• WORK TO COMPLETE
Below are records to repeat exactly. Omit the pictures from the copy.

──────── SUPPLIED ENTRIES ────────

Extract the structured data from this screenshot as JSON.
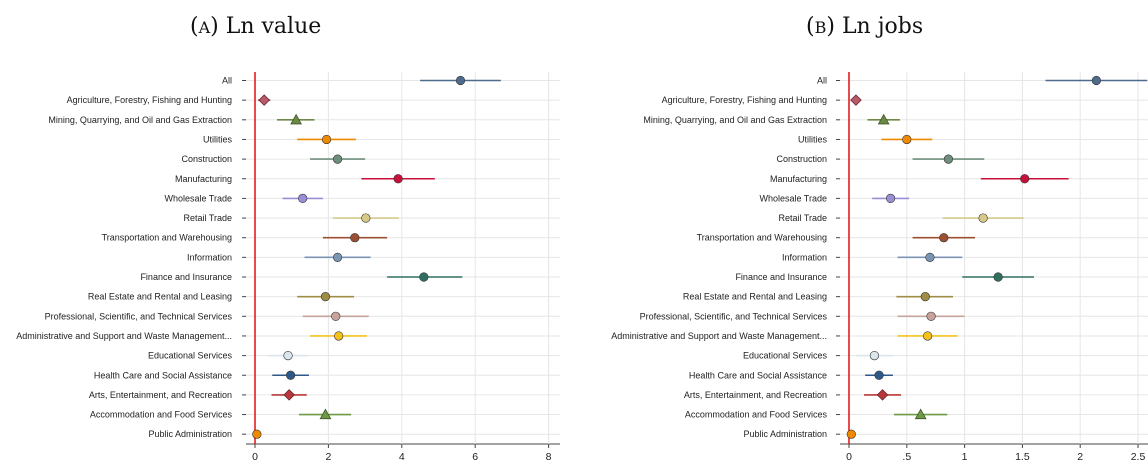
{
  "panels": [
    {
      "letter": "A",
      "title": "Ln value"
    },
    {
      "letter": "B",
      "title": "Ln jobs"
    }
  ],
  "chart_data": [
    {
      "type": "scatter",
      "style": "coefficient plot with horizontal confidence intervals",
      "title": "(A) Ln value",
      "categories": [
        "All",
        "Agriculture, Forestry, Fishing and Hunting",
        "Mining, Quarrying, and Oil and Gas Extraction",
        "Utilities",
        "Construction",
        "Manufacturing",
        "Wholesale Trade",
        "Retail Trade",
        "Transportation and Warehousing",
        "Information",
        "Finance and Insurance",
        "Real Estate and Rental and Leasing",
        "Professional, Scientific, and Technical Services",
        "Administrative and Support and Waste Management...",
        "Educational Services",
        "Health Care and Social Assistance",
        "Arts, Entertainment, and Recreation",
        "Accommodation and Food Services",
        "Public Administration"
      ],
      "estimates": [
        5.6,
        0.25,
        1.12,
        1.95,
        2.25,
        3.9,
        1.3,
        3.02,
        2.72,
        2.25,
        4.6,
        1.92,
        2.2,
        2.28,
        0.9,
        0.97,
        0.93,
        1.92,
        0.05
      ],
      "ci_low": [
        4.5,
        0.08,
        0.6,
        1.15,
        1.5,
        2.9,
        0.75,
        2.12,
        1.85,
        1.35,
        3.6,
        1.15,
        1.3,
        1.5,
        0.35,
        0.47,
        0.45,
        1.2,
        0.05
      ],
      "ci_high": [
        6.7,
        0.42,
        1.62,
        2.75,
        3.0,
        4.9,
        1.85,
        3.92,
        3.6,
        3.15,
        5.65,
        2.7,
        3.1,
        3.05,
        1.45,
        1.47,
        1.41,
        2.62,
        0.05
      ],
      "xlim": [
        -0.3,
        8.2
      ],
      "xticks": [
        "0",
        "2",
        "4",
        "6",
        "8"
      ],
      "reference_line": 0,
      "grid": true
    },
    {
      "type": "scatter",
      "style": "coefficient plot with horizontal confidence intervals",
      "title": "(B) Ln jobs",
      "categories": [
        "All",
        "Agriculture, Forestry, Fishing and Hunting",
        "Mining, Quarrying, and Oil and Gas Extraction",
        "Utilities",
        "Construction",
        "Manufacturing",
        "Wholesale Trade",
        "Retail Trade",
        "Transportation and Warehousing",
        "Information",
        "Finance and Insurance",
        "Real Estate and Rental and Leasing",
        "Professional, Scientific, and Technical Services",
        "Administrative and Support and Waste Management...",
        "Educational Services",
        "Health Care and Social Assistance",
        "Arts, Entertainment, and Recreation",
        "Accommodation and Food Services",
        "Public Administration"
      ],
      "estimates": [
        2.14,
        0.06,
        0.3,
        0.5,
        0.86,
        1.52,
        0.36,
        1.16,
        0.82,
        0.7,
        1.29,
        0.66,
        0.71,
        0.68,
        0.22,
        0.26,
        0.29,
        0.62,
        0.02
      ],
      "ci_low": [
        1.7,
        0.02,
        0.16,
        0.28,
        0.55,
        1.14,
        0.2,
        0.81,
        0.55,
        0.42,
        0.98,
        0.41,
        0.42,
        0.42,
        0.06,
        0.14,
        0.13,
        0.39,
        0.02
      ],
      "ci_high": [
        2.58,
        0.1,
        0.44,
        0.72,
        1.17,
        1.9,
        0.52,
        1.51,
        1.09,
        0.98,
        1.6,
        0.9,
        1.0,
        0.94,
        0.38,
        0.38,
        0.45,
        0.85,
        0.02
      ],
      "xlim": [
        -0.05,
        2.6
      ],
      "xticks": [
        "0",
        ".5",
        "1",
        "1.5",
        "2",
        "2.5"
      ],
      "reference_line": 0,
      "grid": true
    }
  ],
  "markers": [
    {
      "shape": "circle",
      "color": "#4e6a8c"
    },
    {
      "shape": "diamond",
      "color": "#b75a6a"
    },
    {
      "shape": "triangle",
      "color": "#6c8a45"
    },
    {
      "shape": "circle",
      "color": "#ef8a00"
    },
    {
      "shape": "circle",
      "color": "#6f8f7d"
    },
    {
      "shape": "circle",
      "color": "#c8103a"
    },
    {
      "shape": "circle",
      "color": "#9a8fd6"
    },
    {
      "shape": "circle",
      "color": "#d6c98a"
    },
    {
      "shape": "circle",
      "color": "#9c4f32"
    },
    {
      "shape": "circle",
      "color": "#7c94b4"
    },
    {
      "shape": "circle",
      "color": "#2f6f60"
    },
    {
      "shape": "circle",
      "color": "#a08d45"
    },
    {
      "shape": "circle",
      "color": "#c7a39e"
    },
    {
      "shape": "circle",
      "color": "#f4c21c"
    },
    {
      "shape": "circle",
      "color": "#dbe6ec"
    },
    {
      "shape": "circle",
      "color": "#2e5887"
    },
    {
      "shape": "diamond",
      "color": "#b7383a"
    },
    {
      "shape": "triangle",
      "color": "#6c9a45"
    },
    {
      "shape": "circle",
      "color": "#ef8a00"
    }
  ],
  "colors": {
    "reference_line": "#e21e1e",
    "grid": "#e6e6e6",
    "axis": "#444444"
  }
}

────────

• EXERCISE ANSWER
Extract the structured data from this screenshot as JSON.
{
  "panels": [
    {
      "letter": "A",
      "title": "Ln value"
    },
    {
      "letter": "B",
      "title": "Ln jobs"
    }
  ],
  "chart_data": [
    {
      "type": "scatter",
      "style": "coefficient plot with horizontal confidence intervals",
      "title": "(A) Ln value",
      "categories": [
        "All",
        "Agriculture, Forestry, Fishing and Hunting",
        "Mining, Quarrying, and Oil and Gas Extraction",
        "Utilities",
        "Construction",
        "Manufacturing",
        "Wholesale Trade",
        "Retail Trade",
        "Transportation and Warehousing",
        "Information",
        "Finance and Insurance",
        "Real Estate and Rental and Leasing",
        "Professional, Scientific, and Technical Services",
        "Administrative and Support and Waste Management...",
        "Educational Services",
        "Health Care and Social Assistance",
        "Arts, Entertainment, and Recreation",
        "Accommodation and Food Services",
        "Public Administration"
      ],
      "estimates": [
        5.6,
        0.25,
        1.12,
        1.95,
        2.25,
        3.9,
        1.3,
        3.02,
        2.72,
        2.25,
        4.6,
        1.92,
        2.2,
        2.28,
        0.9,
        0.97,
        0.93,
        1.92,
        0.05
      ],
      "ci_low": [
        4.5,
        0.08,
        0.6,
        1.15,
        1.5,
        2.9,
        0.75,
        2.12,
        1.85,
        1.35,
        3.6,
        1.15,
        1.3,
        1.5,
        0.35,
        0.47,
        0.45,
        1.2,
        0.05
      ],
      "ci_high": [
        6.7,
        0.42,
        1.62,
        2.75,
        3.0,
        4.9,
        1.85,
        3.92,
        3.6,
        3.15,
        5.65,
        2.7,
        3.1,
        3.05,
        1.45,
        1.47,
        1.41,
        2.62,
        0.05
      ],
      "xlim": [
        -0.3,
        8.2
      ],
      "xticks": [
        "0",
        "2",
        "4",
        "6",
        "8"
      ],
      "reference_line": 0,
      "grid": true
    },
    {
      "type": "scatter",
      "style": "coefficient plot with horizontal confidence intervals",
      "title": "(B) Ln jobs",
      "categories": [
        "All",
        "Agriculture, Forestry, Fishing and Hunting",
        "Mining, Quarrying, and Oil and Gas Extraction",
        "Utilities",
        "Construction",
        "Manufacturing",
        "Wholesale Trade",
        "Retail Trade",
        "Transportation and Warehousing",
        "Information",
        "Finance and Insurance",
        "Real Estate and Rental and Leasing",
        "Professional, Scientific, and Technical Services",
        "Administrative and Support and Waste Management...",
        "Educational Services",
        "Health Care and Social Assistance",
        "Arts, Entertainment, and Recreation",
        "Accommodation and Food Services",
        "Public Administration"
      ],
      "estimates": [
        2.14,
        0.06,
        0.3,
        0.5,
        0.86,
        1.52,
        0.36,
        1.16,
        0.82,
        0.7,
        1.29,
        0.66,
        0.71,
        0.68,
        0.22,
        0.26,
        0.29,
        0.62,
        0.02
      ],
      "ci_low": [
        1.7,
        0.02,
        0.16,
        0.28,
        0.55,
        1.14,
        0.2,
        0.81,
        0.55,
        0.42,
        0.98,
        0.41,
        0.42,
        0.42,
        0.06,
        0.14,
        0.13,
        0.39,
        0.02
      ],
      "ci_high": [
        2.58,
        0.1,
        0.44,
        0.72,
        1.17,
        1.9,
        0.52,
        1.51,
        1.09,
        0.98,
        1.6,
        0.9,
        1.0,
        0.94,
        0.38,
        0.38,
        0.45,
        0.85,
        0.02
      ],
      "xlim": [
        -0.05,
        2.6
      ],
      "xticks": [
        "0",
        ".5",
        "1",
        "1.5",
        "2",
        "2.5"
      ],
      "reference_line": 0,
      "grid": true
    }
  ],
  "markers": [
    {
      "shape": "circle",
      "color": "#4e6a8c"
    },
    {
      "shape": "diamond",
      "color": "#b75a6a"
    },
    {
      "shape": "triangle",
      "color": "#6c8a45"
    },
    {
      "shape": "circle",
      "color": "#ef8a00"
    },
    {
      "shape": "circle",
      "color": "#6f8f7d"
    },
    {
      "shape": "circle",
      "color": "#c8103a"
    },
    {
      "shape": "circle",
      "color": "#9a8fd6"
    },
    {
      "shape": "circle",
      "color": "#d6c98a"
    },
    {
      "shape": "circle",
      "color": "#9c4f32"
    },
    {
      "shape": "circle",
      "color": "#7c94b4"
    },
    {
      "shape": "circle",
      "color": "#2f6f60"
    },
    {
      "shape": "circle",
      "color": "#a08d45"
    },
    {
      "shape": "circle",
      "color": "#c7a39e"
    },
    {
      "shape": "circle",
      "color": "#f4c21c"
    },
    {
      "shape": "circle",
      "color": "#dbe6ec"
    },
    {
      "shape": "circle",
      "color": "#2e5887"
    },
    {
      "shape": "diamond",
      "color": "#b7383a"
    },
    {
      "shape": "triangle",
      "color": "#6c9a45"
    },
    {
      "shape": "circle",
      "color": "#ef8a00"
    }
  ],
  "colors": {
    "reference_line": "#e21e1e",
    "grid": "#e6e6e6",
    "axis": "#444444"
  }
}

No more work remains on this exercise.